Modulo

Parole terremotate, parole rinnovate

mò-du-lo

Misura che funge da modello; unità elementare; documento da compilare

dal latino: modulus, diminutivo di modus misura.

Parola comune e molto importante, la cui immagine fondamentale non è però così immediata; infatti il modulo ci porta alla mente subito la formalità del documento da compilare - che non è ben chiaro che c'entri con gli altri significati. Semplicemente, è proprio la forma ad essere l'essenza di questa parola: una forma che è misura, che definisce una funzione.

Gli impieghi che ha trovato questa parola sono sconfinati, vista l'ampiezza del concetto: dal modulo che è elemento architettonico al modulo che è formulario burocratico; dal modulo che è unità di misura dell'acqua corrente al modulo che è parte di un apparecchio; dal modulo che è forma organizzata di lavoro al modulo che è prefabbricato componibile. Ma è importante continuare a scorgervi dietro quella forma che è misura, che definisce una funzione: altrimenti questa parola resta confinata in modi di dire replicati pedissequamente.

▶ [COSA FARE]
a) Per ciascuna affermazione, indica se concorda con il testo sulla parola «modulo». Rispondi sì o no e cita fra virgolette le parole del testo che lo stabiliscono: (i) la parola deriva dal latino «modulus», diminutivo di «modus»; (ii) l'immagine fondamentale della parola è subito immediata; (iii) il modulo può essere un'unità di misura dell'acqua corrente.
b) Per favore, prosegui il testo sulla parola «modulo» a partire dalla sua ultima frase.
Le voci non hanno alcun ruolo in questo lavoro.

▶ [MATERIALE DI PARTENZA]
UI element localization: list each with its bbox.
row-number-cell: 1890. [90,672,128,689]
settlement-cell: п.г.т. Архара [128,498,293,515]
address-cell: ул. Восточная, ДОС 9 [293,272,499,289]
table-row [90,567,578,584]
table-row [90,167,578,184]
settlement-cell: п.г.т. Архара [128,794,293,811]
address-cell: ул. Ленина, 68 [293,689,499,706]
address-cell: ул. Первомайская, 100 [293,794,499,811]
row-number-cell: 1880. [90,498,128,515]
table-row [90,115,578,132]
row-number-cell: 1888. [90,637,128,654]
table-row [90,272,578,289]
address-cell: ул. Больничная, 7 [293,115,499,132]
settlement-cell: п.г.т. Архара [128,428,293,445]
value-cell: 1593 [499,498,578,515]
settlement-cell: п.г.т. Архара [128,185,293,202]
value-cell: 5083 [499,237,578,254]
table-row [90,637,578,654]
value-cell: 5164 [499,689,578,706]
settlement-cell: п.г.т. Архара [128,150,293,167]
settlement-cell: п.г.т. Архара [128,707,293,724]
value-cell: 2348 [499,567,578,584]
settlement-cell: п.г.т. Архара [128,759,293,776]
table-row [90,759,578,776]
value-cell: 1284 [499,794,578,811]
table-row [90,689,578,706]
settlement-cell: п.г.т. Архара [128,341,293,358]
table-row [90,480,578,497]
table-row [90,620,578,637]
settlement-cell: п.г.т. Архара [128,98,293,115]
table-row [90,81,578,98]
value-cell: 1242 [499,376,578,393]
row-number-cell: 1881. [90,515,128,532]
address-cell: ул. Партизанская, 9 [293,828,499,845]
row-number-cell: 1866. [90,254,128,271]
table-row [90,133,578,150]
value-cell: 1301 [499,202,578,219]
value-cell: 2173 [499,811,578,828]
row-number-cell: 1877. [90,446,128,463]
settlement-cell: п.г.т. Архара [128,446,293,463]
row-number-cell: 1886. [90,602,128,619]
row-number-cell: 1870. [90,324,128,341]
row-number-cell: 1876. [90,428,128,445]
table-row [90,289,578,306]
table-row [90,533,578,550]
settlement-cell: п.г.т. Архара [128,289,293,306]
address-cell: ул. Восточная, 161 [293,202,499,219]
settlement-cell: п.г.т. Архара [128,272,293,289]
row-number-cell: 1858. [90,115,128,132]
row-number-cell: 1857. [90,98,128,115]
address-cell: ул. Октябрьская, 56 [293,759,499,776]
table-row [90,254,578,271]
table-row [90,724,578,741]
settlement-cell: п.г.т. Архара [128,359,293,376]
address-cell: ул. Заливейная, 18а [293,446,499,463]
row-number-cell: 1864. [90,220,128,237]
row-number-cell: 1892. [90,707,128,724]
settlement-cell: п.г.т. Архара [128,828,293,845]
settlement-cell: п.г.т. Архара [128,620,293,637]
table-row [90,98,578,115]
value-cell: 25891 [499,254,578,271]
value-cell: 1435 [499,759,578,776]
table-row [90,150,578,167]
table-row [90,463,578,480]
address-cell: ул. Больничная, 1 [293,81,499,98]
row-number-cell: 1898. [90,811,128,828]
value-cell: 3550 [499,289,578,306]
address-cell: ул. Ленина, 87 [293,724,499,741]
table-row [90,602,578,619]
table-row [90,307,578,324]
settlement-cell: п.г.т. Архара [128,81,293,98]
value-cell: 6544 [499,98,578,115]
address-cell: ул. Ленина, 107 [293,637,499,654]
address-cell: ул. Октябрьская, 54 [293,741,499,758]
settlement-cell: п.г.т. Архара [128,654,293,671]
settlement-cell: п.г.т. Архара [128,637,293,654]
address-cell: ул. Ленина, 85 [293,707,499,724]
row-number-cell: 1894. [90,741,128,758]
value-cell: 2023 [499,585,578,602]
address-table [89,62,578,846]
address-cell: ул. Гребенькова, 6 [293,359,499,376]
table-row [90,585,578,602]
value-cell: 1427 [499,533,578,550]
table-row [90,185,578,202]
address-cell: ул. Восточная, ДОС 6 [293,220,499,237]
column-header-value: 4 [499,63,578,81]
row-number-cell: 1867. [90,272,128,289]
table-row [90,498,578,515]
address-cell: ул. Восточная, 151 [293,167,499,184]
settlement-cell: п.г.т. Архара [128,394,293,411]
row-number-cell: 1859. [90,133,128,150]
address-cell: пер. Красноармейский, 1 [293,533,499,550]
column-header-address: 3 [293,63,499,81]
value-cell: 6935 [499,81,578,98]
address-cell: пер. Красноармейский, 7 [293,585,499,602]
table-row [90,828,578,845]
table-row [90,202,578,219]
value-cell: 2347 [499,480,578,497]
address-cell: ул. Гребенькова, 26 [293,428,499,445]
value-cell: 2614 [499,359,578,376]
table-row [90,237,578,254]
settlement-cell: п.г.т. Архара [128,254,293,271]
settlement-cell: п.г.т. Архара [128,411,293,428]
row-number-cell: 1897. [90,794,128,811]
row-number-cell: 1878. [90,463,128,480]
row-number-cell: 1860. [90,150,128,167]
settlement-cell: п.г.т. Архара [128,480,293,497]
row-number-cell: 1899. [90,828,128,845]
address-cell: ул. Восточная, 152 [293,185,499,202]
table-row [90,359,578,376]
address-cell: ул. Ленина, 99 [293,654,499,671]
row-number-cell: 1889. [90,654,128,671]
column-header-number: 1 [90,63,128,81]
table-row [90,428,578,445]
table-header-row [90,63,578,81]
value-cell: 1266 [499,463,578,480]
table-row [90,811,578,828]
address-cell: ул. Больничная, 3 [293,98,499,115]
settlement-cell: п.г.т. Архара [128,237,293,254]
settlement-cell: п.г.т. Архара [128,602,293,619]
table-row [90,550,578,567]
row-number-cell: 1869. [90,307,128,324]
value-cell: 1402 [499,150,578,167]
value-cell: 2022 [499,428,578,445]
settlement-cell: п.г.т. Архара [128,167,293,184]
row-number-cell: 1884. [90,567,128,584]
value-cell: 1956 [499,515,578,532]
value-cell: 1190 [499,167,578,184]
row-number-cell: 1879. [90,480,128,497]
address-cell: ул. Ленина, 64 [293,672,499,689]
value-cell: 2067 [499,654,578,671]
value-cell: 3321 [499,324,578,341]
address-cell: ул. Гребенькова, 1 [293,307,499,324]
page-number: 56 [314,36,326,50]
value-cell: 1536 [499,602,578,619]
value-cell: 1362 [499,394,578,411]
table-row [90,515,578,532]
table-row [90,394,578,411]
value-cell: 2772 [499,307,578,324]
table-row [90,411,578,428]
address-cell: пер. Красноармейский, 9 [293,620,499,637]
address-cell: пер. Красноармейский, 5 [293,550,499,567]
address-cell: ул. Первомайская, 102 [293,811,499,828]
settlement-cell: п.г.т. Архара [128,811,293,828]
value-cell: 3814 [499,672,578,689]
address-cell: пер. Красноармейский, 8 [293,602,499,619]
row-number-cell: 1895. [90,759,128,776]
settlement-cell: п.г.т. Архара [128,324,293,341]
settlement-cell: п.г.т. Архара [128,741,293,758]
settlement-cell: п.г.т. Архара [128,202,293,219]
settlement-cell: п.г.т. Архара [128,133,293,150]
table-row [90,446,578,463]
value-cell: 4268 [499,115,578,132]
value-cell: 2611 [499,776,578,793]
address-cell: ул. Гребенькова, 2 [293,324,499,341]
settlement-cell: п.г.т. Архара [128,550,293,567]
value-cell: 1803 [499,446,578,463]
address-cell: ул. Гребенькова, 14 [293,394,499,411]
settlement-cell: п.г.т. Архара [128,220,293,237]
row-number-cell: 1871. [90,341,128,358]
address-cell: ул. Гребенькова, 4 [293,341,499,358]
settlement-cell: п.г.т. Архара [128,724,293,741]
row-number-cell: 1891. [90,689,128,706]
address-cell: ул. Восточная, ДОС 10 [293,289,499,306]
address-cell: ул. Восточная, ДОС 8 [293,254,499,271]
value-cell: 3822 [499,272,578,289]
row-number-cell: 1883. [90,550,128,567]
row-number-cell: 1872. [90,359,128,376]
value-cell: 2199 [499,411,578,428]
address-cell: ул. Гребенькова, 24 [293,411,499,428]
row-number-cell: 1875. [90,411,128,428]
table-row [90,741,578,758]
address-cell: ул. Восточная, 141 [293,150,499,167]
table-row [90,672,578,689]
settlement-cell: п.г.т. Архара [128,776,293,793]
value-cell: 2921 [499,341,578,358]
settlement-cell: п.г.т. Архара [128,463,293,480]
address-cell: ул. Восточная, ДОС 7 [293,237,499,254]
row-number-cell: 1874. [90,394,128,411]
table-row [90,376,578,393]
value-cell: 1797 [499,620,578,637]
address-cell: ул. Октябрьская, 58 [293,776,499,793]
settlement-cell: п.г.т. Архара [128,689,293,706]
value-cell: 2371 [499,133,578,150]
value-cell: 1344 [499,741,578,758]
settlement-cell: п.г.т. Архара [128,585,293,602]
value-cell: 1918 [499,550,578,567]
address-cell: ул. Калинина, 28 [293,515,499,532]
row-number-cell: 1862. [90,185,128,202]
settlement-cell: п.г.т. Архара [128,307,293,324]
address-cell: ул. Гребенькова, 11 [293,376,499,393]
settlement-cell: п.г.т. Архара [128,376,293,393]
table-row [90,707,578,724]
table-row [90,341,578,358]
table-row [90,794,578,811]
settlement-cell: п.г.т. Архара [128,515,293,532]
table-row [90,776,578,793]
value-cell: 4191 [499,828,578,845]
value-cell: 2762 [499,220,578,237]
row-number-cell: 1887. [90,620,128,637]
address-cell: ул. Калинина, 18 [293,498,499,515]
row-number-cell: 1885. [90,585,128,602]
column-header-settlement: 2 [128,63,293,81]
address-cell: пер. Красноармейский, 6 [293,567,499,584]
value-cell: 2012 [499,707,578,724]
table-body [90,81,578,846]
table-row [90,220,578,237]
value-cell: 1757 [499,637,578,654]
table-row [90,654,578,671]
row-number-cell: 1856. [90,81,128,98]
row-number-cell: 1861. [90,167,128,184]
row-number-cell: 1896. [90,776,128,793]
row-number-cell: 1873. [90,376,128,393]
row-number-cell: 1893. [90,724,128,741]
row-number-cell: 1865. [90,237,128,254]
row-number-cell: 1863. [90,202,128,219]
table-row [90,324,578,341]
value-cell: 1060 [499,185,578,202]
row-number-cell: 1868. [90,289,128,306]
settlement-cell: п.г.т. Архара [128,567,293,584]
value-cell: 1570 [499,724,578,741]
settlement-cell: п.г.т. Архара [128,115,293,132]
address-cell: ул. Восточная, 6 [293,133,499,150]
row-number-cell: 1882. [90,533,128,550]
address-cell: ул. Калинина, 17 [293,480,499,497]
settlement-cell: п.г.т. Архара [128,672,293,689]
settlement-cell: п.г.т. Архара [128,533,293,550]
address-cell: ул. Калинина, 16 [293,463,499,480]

▶ [RISPOSTE]
a)
(i) Sì: «dal latino: modulus, diminutivo di modus misura.»
(ii) No: «la cui immagine fondamentale non è però così immediata»
(iii) Sì: «dal modulo che è unità di misura dell'acqua corrente»

b)
Aule, abitazioni, negozi, uffici, spogliatoi: moduli in qualche caso addirittura più funzionali - in quanto nuovi - dei corrispettivi in muratura. Con i moduli abbiamo ormai imparato a convivere e non sappiamo per quanto tempo proseguirà questo rapporto. Rimodulare le abitudini e i comportamenti adeguandoli alla nuova situazione non è stata una scelta, ma se interpretata al meglio questa capacità può diventare una virtù di cui fare tesoro.

Parola pubblicata il 31 Maggio 2013

Parole terremotate, parole rinnovate - con Associazione LaCà

Con l'associazione culturale LaCà, nata dopo il sisma in Emilia, cerchiamo di capire come alcune parole si sono trasformate dopo il terremoto e come si possono rinnovare.